WRITTEN REQUEST 1
Output the part of the minibar text below that opens with the words containing "By converting to" and closes with "month since implementation.", copying it character for character.
WRITTEN REQUEST 2
According to the minibar text below, to how many minibar attendants did The Pierre reduce its staff after converting to automatic minibars?

PAGE TEXT
Prior to the installation of Bartech’s automatic minibars, The Pierre’s self-service food and drink offerings amounted to an honor bar and a basket of snacks; both were labor-intensive to monitor and restock, and lost inventory and guest disputes were all too frequent. This method and the resulting guest-staff friction undermined the hotel’s sterling service culture. It also meant that the hotel was leaving profit on the table in the form of lost inventory, even as it preoccupied staff by wasting work hours manually checking minibars each day and restocking items.
 
By converting to automatic minibars, The Pierre has been able to reduce the number of minibar attendants on staff from four to two, reassigning them to other guest service tasks and trimming the number of work hours required within the hotel’s food and beverage department. On top of the payroll cost savings, the hotel also is on pace to take in approximately 10% more revenue this year than had initially been projected.
 
The Bartech automatic minibars are installed as part of a revenue-sharing agreement with The Pierre, requiring no up-front or maintenance costs for the hotel. The revenue-sharing deal includes a monthly profit ceiling after which point the hotel keeps 100% of the profits, and that ceiling has been exceeded nearly every month since implementation.

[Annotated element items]
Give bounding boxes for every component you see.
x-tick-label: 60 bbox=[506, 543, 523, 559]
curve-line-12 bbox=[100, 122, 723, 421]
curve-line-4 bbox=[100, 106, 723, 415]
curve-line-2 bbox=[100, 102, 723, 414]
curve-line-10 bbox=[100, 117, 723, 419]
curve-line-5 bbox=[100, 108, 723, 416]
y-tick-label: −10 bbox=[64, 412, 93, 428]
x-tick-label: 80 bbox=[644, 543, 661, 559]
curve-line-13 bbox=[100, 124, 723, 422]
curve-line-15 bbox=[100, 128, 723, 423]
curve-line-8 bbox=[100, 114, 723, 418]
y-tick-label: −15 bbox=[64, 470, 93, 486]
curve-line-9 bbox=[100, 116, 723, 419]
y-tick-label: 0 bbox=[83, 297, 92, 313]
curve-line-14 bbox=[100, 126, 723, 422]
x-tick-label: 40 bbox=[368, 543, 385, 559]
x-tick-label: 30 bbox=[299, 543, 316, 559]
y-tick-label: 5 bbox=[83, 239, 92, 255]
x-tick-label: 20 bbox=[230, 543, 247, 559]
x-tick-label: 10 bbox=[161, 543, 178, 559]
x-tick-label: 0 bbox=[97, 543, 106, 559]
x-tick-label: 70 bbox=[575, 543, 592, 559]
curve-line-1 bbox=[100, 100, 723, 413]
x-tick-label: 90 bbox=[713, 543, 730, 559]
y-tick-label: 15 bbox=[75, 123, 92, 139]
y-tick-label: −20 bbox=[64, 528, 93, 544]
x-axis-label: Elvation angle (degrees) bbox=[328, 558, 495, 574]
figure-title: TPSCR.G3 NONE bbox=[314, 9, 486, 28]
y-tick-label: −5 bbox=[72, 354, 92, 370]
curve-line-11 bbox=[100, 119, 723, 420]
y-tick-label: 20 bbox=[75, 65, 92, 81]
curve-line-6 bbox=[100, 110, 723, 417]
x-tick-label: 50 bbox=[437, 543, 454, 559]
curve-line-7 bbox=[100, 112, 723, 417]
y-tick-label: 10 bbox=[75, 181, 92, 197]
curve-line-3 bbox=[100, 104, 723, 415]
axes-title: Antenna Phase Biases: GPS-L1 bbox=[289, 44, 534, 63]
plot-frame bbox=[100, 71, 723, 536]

* * *

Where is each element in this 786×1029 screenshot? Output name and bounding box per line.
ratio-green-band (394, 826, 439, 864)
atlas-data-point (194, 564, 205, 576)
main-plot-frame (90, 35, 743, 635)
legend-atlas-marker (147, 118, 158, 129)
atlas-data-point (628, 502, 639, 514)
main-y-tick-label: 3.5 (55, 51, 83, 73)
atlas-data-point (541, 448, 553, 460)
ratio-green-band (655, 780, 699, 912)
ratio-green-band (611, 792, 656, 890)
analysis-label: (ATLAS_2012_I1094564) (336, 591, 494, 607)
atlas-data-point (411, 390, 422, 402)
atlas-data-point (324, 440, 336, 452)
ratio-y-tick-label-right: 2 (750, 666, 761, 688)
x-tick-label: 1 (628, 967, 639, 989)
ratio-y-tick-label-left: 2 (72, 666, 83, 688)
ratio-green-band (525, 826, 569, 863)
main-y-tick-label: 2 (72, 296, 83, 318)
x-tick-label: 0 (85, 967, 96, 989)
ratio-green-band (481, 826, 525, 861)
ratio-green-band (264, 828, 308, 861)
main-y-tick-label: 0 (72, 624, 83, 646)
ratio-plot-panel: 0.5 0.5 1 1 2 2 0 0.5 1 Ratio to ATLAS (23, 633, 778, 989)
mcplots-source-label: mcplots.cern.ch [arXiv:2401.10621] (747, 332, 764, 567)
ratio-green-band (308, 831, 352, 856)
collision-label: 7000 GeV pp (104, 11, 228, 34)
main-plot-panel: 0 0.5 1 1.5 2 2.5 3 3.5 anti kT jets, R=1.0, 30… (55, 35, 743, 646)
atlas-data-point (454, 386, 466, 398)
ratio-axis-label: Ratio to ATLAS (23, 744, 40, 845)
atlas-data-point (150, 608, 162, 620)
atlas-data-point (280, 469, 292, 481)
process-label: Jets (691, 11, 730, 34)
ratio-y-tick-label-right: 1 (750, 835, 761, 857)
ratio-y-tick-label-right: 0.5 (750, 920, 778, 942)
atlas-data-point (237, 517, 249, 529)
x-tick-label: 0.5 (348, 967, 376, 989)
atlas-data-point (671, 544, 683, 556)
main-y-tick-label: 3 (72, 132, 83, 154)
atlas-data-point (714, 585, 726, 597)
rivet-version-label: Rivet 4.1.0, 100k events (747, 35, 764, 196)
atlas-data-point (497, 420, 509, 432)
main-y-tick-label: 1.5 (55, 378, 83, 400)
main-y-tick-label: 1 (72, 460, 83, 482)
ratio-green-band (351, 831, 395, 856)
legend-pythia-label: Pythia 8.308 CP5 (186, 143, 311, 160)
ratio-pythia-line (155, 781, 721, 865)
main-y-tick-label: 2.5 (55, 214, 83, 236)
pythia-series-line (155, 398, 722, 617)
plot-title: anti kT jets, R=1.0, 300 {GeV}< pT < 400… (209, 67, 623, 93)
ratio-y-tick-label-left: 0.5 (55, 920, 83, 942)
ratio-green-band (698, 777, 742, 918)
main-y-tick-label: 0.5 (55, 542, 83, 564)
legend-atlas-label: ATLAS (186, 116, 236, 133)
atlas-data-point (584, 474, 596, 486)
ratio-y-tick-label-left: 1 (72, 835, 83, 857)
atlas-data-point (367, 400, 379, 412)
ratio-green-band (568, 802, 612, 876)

...

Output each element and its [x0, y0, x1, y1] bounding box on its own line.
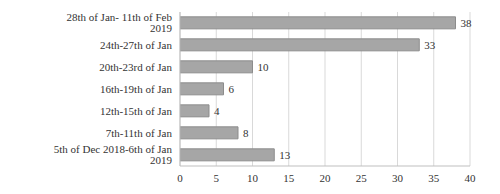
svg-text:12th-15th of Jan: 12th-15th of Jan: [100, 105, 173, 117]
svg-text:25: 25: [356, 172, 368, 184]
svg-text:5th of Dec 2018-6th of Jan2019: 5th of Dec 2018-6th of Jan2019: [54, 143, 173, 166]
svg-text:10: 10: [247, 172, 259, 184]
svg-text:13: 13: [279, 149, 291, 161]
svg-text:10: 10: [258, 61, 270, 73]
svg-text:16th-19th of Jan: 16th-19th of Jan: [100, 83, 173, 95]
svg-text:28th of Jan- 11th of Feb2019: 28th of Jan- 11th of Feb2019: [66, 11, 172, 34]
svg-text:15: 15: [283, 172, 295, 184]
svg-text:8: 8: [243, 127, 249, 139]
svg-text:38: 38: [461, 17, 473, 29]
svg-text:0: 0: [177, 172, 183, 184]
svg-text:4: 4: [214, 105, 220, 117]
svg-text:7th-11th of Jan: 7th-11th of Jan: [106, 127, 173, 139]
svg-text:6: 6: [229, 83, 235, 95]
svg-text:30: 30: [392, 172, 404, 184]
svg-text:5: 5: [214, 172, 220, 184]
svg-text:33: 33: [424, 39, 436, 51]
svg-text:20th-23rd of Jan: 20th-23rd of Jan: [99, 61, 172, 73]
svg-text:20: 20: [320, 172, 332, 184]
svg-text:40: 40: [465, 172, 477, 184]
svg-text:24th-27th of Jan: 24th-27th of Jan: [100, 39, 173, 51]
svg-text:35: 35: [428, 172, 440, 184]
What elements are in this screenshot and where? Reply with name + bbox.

CORRECT OUTPUT 1
By converting to automatic minibars, The Pierre has been able to reduce the number of minibar attendants on staff from four to two, reassigning them to other guest service tasks and trimming the number of work hours required within the hotel’s food and beverage department. On top of the payroll cost savings, the hotel also is on pace to take in approximately 10% more revenue this year than had initially been projected.
 
The Bartech automatic minibars are installed as part of a revenue-sharing agreement with The Pierre, requiring no up-front or maintenance costs for the hotel. The revenue-sharing deal includes a monthly profit ceiling after which point the hotel keeps 100% of the profits, and that ceiling has been exceeded nearly every month since implementation.

CORRECT OUTPUT 2
Two, down from four.